▶ Work to do
Search the data for the string "JSON" and gather each line it is in.

== Entries shown

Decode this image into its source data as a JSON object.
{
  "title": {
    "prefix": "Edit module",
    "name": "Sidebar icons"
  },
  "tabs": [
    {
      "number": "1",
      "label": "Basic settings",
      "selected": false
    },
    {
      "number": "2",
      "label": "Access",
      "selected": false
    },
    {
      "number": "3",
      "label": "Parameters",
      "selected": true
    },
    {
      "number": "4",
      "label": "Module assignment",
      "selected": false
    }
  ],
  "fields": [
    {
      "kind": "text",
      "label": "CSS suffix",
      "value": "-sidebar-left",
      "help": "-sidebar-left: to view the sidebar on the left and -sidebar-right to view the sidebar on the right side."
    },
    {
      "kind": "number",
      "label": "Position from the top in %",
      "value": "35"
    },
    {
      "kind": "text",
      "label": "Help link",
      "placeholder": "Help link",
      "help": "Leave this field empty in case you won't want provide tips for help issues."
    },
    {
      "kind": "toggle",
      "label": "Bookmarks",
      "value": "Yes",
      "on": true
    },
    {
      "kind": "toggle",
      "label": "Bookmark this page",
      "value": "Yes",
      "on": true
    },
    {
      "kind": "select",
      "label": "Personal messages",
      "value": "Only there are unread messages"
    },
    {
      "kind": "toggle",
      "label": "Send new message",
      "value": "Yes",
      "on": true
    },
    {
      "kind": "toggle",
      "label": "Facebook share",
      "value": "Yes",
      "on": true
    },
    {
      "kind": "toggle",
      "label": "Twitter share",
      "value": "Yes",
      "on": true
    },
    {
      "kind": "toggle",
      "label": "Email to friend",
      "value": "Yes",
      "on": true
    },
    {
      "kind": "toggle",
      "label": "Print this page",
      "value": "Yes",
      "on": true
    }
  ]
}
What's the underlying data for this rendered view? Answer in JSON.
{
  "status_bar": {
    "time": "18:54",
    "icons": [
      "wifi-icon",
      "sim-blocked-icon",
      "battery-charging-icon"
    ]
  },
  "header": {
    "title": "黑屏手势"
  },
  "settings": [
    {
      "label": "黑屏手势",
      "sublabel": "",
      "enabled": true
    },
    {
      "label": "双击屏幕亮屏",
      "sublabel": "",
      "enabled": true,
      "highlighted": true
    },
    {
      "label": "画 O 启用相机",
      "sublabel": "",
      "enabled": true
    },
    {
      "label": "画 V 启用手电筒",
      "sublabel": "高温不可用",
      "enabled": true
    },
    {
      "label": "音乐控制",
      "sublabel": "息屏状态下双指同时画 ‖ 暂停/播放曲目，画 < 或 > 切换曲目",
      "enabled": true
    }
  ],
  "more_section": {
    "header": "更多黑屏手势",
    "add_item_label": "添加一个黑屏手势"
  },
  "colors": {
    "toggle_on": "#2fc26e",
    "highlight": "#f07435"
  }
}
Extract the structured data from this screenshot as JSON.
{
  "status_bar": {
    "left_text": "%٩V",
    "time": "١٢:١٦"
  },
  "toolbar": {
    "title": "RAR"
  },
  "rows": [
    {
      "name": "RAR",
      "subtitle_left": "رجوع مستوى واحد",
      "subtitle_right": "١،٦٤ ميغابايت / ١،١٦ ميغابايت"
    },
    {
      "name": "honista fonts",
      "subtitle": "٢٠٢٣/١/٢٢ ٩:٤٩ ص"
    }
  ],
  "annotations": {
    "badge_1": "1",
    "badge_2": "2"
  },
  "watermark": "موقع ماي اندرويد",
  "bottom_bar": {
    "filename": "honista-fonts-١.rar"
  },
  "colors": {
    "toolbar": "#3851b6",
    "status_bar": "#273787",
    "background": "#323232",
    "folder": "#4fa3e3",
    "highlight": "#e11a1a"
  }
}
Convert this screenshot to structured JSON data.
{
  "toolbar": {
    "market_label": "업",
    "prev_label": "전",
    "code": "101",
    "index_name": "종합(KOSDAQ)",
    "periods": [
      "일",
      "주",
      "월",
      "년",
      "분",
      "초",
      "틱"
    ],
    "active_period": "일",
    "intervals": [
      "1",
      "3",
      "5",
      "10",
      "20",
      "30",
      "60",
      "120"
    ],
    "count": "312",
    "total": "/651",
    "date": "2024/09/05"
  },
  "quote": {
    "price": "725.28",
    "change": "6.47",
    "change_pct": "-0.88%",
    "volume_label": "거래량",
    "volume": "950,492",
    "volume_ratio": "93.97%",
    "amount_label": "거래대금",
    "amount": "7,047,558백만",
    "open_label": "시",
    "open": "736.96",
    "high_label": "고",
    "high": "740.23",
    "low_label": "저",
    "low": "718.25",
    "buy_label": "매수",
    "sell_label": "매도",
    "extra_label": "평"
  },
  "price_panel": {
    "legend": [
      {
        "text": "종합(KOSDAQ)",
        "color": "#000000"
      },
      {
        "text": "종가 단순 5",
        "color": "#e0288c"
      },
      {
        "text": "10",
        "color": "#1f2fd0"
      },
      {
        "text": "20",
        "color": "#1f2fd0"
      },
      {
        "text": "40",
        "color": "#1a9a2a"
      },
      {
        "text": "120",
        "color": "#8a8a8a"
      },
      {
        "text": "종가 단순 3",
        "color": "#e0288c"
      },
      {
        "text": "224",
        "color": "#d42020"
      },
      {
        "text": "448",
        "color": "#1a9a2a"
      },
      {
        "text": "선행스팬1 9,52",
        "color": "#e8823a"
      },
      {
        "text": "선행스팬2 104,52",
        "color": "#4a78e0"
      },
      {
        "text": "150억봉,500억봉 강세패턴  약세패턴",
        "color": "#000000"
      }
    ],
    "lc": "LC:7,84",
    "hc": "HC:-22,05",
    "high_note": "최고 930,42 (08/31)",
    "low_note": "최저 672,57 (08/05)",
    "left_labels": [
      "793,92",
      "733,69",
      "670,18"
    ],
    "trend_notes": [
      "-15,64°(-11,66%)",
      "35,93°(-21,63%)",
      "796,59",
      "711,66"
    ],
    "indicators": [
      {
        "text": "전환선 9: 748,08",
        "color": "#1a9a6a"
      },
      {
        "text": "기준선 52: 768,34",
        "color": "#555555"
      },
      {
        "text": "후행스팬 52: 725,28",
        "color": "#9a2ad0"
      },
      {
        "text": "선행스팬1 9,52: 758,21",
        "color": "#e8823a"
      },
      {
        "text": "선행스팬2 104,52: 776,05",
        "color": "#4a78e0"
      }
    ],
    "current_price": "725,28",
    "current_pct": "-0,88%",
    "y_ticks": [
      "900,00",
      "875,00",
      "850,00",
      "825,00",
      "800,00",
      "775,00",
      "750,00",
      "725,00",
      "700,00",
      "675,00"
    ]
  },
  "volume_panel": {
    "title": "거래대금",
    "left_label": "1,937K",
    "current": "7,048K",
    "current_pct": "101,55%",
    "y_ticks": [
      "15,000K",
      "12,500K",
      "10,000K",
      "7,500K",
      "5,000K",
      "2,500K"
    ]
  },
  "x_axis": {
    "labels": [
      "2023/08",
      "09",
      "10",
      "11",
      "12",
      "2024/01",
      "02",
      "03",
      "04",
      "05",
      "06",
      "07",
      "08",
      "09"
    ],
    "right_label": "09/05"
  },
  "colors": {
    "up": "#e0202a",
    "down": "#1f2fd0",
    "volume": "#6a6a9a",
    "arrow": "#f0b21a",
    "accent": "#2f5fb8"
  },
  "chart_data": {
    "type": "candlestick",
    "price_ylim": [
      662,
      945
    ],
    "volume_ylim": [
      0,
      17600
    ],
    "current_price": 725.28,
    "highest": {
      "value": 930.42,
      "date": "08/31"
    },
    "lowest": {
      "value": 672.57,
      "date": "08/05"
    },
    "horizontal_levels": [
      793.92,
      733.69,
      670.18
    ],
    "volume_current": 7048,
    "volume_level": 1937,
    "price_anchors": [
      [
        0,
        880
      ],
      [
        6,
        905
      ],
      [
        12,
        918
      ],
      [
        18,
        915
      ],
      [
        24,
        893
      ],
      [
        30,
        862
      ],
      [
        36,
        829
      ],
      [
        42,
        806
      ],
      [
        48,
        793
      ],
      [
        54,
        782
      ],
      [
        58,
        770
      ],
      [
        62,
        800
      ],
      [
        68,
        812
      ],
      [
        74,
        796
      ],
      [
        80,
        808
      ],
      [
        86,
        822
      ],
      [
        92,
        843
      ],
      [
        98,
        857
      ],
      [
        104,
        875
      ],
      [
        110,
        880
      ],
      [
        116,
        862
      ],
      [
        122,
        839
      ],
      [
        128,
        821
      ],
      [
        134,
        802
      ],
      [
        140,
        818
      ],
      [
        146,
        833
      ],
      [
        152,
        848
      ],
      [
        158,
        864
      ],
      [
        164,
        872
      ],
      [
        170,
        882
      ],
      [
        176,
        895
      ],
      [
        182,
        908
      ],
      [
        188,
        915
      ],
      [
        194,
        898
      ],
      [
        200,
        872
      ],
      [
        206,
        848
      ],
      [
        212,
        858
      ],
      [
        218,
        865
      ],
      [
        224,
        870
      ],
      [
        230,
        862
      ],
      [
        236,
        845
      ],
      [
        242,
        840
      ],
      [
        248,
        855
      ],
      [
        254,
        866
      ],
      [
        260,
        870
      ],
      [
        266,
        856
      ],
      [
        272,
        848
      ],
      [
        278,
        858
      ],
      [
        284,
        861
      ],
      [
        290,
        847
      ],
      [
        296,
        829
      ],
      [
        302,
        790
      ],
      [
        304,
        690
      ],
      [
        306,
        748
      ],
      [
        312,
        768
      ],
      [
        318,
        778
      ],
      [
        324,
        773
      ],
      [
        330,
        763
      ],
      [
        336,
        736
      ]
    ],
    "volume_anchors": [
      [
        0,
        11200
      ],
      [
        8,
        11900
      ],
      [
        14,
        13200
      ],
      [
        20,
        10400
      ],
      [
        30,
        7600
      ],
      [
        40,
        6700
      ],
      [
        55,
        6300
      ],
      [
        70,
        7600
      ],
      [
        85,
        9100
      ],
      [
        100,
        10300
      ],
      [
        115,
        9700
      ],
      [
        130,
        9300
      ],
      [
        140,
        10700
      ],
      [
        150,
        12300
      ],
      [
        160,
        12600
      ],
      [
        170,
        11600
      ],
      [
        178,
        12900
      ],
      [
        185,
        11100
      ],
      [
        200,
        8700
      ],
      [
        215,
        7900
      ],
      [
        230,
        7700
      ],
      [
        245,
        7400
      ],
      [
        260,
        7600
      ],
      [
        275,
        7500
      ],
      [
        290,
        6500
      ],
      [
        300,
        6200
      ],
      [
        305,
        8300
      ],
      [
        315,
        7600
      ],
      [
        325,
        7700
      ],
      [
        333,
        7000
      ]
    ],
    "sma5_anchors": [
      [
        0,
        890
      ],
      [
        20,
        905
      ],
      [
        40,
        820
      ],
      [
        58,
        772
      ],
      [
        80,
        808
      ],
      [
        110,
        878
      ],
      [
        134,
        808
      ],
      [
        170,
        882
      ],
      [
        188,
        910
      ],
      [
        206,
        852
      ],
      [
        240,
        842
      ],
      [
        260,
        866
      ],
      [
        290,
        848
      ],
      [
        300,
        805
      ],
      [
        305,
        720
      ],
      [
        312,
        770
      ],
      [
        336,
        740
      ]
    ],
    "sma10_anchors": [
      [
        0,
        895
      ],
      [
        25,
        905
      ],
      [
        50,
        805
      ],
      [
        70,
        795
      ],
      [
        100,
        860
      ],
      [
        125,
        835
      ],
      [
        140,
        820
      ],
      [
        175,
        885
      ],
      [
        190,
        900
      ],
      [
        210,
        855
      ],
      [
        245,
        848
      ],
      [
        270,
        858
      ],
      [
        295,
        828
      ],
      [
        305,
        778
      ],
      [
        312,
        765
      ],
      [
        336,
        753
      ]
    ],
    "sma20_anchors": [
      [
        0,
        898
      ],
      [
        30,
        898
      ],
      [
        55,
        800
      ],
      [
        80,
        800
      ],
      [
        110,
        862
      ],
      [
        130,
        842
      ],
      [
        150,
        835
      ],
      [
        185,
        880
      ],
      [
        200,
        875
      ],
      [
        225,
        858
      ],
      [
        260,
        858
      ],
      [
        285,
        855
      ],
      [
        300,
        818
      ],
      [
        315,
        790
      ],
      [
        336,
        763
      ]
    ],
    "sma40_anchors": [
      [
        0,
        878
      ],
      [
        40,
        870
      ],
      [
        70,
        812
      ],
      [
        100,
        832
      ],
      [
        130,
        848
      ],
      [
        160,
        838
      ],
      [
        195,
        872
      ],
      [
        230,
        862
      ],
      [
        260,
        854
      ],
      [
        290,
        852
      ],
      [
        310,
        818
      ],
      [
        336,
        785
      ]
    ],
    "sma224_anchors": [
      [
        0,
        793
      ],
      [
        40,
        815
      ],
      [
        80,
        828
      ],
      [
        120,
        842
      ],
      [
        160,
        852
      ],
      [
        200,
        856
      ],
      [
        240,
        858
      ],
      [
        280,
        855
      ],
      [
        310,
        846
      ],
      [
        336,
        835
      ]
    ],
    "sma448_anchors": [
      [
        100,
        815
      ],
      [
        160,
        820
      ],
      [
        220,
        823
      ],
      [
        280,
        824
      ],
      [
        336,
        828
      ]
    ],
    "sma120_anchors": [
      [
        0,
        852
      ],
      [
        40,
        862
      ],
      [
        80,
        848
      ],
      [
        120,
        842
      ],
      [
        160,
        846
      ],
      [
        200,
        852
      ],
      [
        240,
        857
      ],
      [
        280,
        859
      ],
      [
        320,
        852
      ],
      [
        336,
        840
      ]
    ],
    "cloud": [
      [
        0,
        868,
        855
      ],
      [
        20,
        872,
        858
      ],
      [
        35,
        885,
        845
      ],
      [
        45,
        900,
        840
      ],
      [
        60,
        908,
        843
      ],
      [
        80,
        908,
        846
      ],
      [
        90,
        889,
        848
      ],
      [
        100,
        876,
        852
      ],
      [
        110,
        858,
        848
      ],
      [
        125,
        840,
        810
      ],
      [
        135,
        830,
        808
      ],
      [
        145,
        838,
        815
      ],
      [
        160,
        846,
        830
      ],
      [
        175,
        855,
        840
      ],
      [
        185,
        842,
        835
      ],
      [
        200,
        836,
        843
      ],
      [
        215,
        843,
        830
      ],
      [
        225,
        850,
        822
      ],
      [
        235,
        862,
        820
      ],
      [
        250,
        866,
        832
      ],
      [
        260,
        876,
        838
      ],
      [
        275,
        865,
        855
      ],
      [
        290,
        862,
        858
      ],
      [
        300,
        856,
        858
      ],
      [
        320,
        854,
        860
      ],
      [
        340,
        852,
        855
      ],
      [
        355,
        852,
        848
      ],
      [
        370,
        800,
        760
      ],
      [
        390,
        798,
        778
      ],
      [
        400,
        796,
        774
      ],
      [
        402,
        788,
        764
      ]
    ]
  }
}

====

▶ Task answer
Decode this image into its source data as a JSON object.
What's the underlying data for this rendered view? Answer in JSON.
Extract the structured data from this screenshot as JSON.
Convert this screenshot to structured JSON data.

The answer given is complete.